___ Supplied records

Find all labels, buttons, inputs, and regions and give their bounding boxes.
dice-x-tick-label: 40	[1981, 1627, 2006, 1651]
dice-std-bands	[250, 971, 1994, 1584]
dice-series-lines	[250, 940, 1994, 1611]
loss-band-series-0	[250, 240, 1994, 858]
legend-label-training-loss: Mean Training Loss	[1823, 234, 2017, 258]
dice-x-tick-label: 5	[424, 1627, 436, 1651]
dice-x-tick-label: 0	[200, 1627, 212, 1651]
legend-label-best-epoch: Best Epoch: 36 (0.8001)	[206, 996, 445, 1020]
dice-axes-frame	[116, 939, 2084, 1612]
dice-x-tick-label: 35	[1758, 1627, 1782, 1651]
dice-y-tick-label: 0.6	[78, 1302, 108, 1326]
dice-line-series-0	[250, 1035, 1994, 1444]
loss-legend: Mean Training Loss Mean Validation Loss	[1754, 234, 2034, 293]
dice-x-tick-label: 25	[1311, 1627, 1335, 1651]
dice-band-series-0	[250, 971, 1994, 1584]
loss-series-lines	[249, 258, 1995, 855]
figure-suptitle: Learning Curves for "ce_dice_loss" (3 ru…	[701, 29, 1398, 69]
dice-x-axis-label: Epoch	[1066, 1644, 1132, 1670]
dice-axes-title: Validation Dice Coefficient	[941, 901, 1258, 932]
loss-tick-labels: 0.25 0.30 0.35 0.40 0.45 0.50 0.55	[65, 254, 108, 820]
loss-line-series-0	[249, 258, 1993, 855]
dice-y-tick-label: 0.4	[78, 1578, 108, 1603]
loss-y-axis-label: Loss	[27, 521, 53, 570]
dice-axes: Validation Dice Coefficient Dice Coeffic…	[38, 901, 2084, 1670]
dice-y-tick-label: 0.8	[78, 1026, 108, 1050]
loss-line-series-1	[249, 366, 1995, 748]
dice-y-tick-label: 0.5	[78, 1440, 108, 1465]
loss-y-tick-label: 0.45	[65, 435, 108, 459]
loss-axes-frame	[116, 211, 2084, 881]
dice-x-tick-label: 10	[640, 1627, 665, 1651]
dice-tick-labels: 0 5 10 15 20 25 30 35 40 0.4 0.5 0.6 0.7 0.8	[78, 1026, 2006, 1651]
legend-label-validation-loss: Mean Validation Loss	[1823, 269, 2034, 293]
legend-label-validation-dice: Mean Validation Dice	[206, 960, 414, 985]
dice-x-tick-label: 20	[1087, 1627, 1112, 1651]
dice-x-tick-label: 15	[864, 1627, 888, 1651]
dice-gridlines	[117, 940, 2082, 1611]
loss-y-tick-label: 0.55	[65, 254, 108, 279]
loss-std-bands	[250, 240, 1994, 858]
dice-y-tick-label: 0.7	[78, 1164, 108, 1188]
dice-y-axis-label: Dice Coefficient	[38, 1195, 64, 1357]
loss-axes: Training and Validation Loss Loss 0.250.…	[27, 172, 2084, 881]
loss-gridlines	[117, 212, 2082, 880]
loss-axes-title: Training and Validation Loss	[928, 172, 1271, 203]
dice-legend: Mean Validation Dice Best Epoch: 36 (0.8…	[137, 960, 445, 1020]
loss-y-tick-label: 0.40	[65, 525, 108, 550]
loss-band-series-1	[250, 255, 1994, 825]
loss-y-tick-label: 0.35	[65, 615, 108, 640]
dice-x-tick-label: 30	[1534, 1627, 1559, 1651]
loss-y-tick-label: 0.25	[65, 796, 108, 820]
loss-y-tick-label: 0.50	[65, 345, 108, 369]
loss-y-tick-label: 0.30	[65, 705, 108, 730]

______

Task to carry out:
Write out all the entries above again, putting "Average Validation Loss" wherever "Mean Validation Loss" appears and changing nothing else.

Solved problem:
Find all labels, buttons, inputs, and regions and give their bounding boxes.
dice-x-tick-label: 40	[1981, 1627, 2006, 1651]
dice-std-bands	[250, 971, 1994, 1584]
dice-series-lines	[250, 940, 1994, 1611]
loss-band-series-0	[250, 240, 1994, 858]
legend-label-training-loss: Mean Training Loss	[1823, 234, 2017, 258]
dice-x-tick-label: 5	[424, 1627, 436, 1651]
dice-x-tick-label: 0	[200, 1627, 212, 1651]
legend-label-best-epoch: Best Epoch: 36 (0.8001)	[206, 996, 445, 1020]
dice-axes-frame	[116, 939, 2084, 1612]
dice-x-tick-label: 35	[1758, 1627, 1782, 1651]
dice-y-tick-label: 0.6	[78, 1302, 108, 1326]
dice-line-series-0	[250, 1035, 1994, 1444]
loss-legend: Mean Training Loss Average Validation Loss	[1754, 234, 2034, 293]
dice-x-tick-label: 25	[1311, 1627, 1335, 1651]
dice-band-series-0	[250, 971, 1994, 1584]
loss-series-lines	[249, 258, 1995, 855]
figure-suptitle: Learning Curves for "ce_dice_loss" (3 ru…	[701, 29, 1398, 69]
dice-x-axis-label: Epoch	[1066, 1644, 1132, 1670]
dice-axes-title: Validation Dice Coefficient	[941, 901, 1258, 932]
loss-tick-labels: 0.25 0.30 0.35 0.40 0.45 0.50 0.55	[65, 254, 108, 820]
loss-line-series-0	[249, 258, 1993, 855]
dice-y-tick-label: 0.4	[78, 1578, 108, 1603]
loss-y-axis-label: Loss	[27, 521, 53, 570]
dice-axes: Validation Dice Coefficient Dice Coeffic…	[38, 901, 2084, 1670]
dice-y-tick-label: 0.8	[78, 1026, 108, 1050]
loss-line-series-1	[249, 366, 1995, 748]
dice-y-tick-label: 0.5	[78, 1440, 108, 1465]
loss-y-tick-label: 0.45	[65, 435, 108, 459]
loss-axes-frame	[116, 211, 2084, 881]
dice-x-tick-label: 10	[640, 1627, 665, 1651]
dice-tick-labels: 0 5 10 15 20 25 30 35 40 0.4 0.5 0.6 0.7 0.8	[78, 1026, 2006, 1651]
legend-label-validation-loss: Average Validation Loss	[1823, 269, 2034, 293]
legend-label-validation-dice: Mean Validation Dice	[206, 960, 414, 985]
dice-x-tick-label: 20	[1087, 1627, 1112, 1651]
dice-x-tick-label: 15	[864, 1627, 888, 1651]
dice-gridlines	[117, 940, 2082, 1611]
loss-y-tick-label: 0.55	[65, 254, 108, 279]
loss-std-bands	[250, 240, 1994, 858]
dice-y-tick-label: 0.7	[78, 1164, 108, 1188]
dice-y-axis-label: Dice Coefficient	[38, 1195, 64, 1357]
loss-axes: Training and Validation Loss Loss 0.250.…	[27, 172, 2084, 881]
loss-gridlines	[117, 212, 2082, 880]
loss-axes-title: Training and Validation Loss	[928, 172, 1271, 203]
dice-legend: Mean Validation Dice Best Epoch: 36 (0.8…	[137, 960, 445, 1020]
loss-y-tick-label: 0.40	[65, 525, 108, 550]
loss-band-series-1	[250, 255, 1994, 825]
loss-y-tick-label: 0.35	[65, 615, 108, 640]
dice-x-tick-label: 30	[1534, 1627, 1559, 1651]
loss-y-tick-label: 0.25	[65, 796, 108, 820]
loss-y-tick-label: 0.50	[65, 345, 108, 369]
loss-y-tick-label: 0.30	[65, 705, 108, 730]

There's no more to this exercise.